* _SHORT EXERCISE_
For each line of the data below that holds "Solving", copy the line.

* _LISTED ENTRIES_
....................
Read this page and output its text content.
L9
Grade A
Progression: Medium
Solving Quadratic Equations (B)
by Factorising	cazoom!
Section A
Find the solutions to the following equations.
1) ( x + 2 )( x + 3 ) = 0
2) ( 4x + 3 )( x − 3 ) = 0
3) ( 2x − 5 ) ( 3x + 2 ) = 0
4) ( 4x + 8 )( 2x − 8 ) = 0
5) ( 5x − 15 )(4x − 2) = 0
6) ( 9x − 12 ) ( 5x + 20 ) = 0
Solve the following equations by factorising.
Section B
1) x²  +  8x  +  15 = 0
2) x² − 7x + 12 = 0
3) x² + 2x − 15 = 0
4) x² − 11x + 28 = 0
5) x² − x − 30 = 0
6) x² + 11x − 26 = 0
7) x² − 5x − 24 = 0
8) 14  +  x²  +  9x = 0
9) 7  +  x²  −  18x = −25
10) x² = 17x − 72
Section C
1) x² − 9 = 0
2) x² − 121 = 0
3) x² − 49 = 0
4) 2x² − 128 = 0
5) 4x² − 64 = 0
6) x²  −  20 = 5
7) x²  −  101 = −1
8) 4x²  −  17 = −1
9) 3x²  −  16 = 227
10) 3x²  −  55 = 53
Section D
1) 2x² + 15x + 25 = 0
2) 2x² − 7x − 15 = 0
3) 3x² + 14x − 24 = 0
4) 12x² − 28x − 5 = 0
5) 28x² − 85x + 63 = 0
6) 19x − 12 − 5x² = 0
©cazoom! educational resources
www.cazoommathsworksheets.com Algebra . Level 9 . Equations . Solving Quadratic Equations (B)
....................
* _EXPECTED OUTPUT_
Solving Quadratic Equations (B)
www.cazoommathsworksheets.com Algebra . Level 9 . Equations . Solving Quadratic Equations (B)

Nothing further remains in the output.